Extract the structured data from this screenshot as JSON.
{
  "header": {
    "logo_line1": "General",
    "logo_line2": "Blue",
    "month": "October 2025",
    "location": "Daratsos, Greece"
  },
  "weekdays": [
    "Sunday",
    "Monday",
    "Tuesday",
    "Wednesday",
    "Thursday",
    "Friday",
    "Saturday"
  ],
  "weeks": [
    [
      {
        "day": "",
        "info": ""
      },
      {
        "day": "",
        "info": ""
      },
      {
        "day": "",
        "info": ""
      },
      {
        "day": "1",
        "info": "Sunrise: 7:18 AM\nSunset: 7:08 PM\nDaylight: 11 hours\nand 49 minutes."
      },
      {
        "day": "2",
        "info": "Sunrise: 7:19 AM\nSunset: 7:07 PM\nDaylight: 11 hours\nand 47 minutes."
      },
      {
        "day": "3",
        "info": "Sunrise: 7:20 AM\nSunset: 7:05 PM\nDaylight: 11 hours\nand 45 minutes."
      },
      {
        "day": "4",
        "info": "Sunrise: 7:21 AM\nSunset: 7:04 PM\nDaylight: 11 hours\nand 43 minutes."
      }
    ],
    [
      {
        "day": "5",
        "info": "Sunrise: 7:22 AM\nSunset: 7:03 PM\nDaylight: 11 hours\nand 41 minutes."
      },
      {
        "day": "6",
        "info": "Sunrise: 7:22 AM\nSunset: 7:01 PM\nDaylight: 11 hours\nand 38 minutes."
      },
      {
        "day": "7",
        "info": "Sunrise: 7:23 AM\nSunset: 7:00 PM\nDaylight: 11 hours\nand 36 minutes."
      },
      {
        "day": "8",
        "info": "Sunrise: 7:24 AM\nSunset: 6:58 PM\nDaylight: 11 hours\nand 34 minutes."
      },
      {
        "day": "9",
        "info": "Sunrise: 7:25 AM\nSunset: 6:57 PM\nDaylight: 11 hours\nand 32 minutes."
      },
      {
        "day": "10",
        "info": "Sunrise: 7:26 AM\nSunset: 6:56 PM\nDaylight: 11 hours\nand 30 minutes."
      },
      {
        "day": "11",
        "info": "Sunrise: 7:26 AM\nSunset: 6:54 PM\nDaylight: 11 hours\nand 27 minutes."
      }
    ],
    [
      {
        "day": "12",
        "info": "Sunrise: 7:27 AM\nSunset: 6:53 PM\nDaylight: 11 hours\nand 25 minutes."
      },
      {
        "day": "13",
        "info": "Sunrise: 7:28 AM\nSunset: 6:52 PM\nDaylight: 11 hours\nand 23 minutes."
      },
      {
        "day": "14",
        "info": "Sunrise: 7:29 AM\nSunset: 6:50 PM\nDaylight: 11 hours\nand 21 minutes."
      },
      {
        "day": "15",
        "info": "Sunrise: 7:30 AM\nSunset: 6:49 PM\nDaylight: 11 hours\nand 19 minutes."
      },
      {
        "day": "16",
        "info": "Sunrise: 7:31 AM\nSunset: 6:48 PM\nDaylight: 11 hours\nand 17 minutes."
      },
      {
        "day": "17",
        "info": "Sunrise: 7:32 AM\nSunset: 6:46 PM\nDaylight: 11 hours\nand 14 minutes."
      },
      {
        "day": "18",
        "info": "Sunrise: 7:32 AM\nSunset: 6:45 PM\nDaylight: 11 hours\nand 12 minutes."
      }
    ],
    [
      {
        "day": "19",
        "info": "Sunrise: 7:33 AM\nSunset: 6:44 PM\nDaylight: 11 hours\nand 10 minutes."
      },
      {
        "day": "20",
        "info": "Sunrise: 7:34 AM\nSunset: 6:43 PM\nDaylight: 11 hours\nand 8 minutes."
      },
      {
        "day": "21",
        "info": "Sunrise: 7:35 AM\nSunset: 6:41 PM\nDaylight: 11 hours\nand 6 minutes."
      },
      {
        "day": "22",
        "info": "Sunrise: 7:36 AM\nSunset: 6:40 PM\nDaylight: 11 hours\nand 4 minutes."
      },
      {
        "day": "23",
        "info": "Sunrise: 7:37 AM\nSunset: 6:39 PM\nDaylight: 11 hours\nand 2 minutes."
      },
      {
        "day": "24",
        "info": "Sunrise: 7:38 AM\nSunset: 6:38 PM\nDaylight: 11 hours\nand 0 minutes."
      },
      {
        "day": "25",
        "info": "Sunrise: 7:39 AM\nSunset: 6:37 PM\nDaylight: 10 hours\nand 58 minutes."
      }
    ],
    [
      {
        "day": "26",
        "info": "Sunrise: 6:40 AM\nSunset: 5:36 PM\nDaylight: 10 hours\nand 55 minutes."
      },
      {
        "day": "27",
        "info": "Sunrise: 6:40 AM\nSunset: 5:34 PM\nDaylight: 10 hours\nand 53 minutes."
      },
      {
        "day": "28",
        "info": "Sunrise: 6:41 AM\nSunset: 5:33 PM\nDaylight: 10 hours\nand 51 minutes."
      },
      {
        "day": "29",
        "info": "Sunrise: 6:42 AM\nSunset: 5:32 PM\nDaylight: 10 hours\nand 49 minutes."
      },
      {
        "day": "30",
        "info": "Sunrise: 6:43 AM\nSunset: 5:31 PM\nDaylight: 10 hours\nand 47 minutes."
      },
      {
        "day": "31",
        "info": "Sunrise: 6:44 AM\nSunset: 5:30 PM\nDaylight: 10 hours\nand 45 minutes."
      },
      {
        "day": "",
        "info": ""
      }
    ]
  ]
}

• **OBJECTIVE**
Copy each line of the data exactly, leaving nothing out.

• **COMPLETED EXERCISE**
Extract the structured data from this screenshot as JSON.
{
  "header": {
    "logo_line1": "General",
    "logo_line2": "Blue",
    "month": "October 2025",
    "location": "Daratsos, Greece"
  },
  "weekdays": [
    "Sunday",
    "Monday",
    "Tuesday",
    "Wednesday",
    "Thursday",
    "Friday",
    "Saturday"
  ],
  "weeks": [
    [
      {
        "day": "",
        "info": ""
      },
      {
        "day": "",
        "info": ""
      },
      {
        "day": "",
        "info": ""
      },
      {
        "day": "1",
        "info": "Sunrise: 7:18 AM\nSunset: 7:08 PM\nDaylight: 11 hours\nand 49 minutes."
      },
      {
        "day": "2",
        "info": "Sunrise: 7:19 AM\nSunset: 7:07 PM\nDaylight: 11 hours\nand 47 minutes."
      },
      {
        "day": "3",
        "info": "Sunrise: 7:20 AM\nSunset: 7:05 PM\nDaylight: 11 hours\nand 45 minutes."
      },
      {
        "day": "4",
        "info": "Sunrise: 7:21 AM\nSunset: 7:04 PM\nDaylight: 11 hours\nand 43 minutes."
      }
    ],
    [
      {
        "day": "5",
        "info": "Sunrise: 7:22 AM\nSunset: 7:03 PM\nDaylight: 11 hours\nand 41 minutes."
      },
      {
        "day": "6",
        "info": "Sunrise: 7:22 AM\nSunset: 7:01 PM\nDaylight: 11 hours\nand 38 minutes."
      },
      {
        "day": "7",
        "info": "Sunrise: 7:23 AM\nSunset: 7:00 PM\nDaylight: 11 hours\nand 36 minutes."
      },
      {
        "day": "8",
        "info": "Sunrise: 7:24 AM\nSunset: 6:58 PM\nDaylight: 11 hours\nand 34 minutes."
      },
      {
        "day": "9",
        "info": "Sunrise: 7:25 AM\nSunset: 6:57 PM\nDaylight: 11 hours\nand 32 minutes."
      },
      {
        "day": "10",
        "info": "Sunrise: 7:26 AM\nSunset: 6:56 PM\nDaylight: 11 hours\nand 30 minutes."
      },
      {
        "day": "11",
        "info": "Sunrise: 7:26 AM\nSunset: 6:54 PM\nDaylight: 11 hours\nand 27 minutes."
      }
    ],
    [
      {
        "day": "12",
        "info": "Sunrise: 7:27 AM\nSunset: 6:53 PM\nDaylight: 11 hours\nand 25 minutes."
      },
      {
        "day": "13",
        "info": "Sunrise: 7:28 AM\nSunset: 6:52 PM\nDaylight: 11 hours\nand 23 minutes."
      },
      {
        "day": "14",
        "info": "Sunrise: 7:29 AM\nSunset: 6:50 PM\nDaylight: 11 hours\nand 21 minutes."
      },
      {
        "day": "15",
        "info": "Sunrise: 7:30 AM\nSunset: 6:49 PM\nDaylight: 11 hours\nand 19 minutes."
      },
      {
        "day": "16",
        "info": "Sunrise: 7:31 AM\nSunset: 6:48 PM\nDaylight: 11 hours\nand 17 minutes."
      },
      {
        "day": "17",
        "info": "Sunrise: 7:32 AM\nSunset: 6:46 PM\nDaylight: 11 hours\nand 14 minutes."
      },
      {
        "day": "18",
        "info": "Sunrise: 7:32 AM\nSunset: 6:45 PM\nDaylight: 11 hours\nand 12 minutes."
      }
    ],
    [
      {
        "day": "19",
        "info": "Sunrise: 7:33 AM\nSunset: 6:44 PM\nDaylight: 11 hours\nand 10 minutes."
      },
      {
        "day": "20",
        "info": "Sunrise: 7:34 AM\nSunset: 6:43 PM\nDaylight: 11 hours\nand 8 minutes."
      },
      {
        "day": "21",
        "info": "Sunrise: 7:35 AM\nSunset: 6:41 PM\nDaylight: 11 hours\nand 6 minutes."
      },
      {
        "day": "22",
        "info": "Sunrise: 7:36 AM\nSunset: 6:40 PM\nDaylight: 11 hours\nand 4 minutes."
      },
      {
        "day": "23",
        "info": "Sunrise: 7:37 AM\nSunset: 6:39 PM\nDaylight: 11 hours\nand 2 minutes."
      },
      {
        "day": "24",
        "info": "Sunrise: 7:38 AM\nSunset: 6:38 PM\nDaylight: 11 hours\nand 0 minutes."
      },
      {
        "day": "25",
        "info": "Sunrise: 7:39 AM\nSunset: 6:37 PM\nDaylight: 10 hours\nand 58 minutes."
      }
    ],
    [
      {
        "day": "26",
        "info": "Sunrise: 6:40 AM\nSunset: 5:36 PM\nDaylight: 10 hours\nand 55 minutes."
      },
      {
        "day": "27",
        "info": "Sunrise: 6:40 AM\nSunset: 5:34 PM\nDaylight: 10 hours\nand 53 minutes."
      },
      {
        "day": "28",
        "info": "Sunrise: 6:41 AM\nSunset: 5:33 PM\nDaylight: 10 hours\nand 51 minutes."
      },
      {
        "day": "29",
        "info": "Sunrise: 6:42 AM\nSunset: 5:32 PM\nDaylight: 10 hours\nand 49 minutes."
      },
      {
        "day": "30",
        "info": "Sunrise: 6:43 AM\nSunset: 5:31 PM\nDaylight: 10 hours\nand 47 minutes."
      },
      {
        "day": "31",
        "info": "Sunrise: 6:44 AM\nSunset: 5:30 PM\nDaylight: 10 hours\nand 45 minutes."
      },
      {
        "day": "",
        "info": ""
      }
    ]
  ]
}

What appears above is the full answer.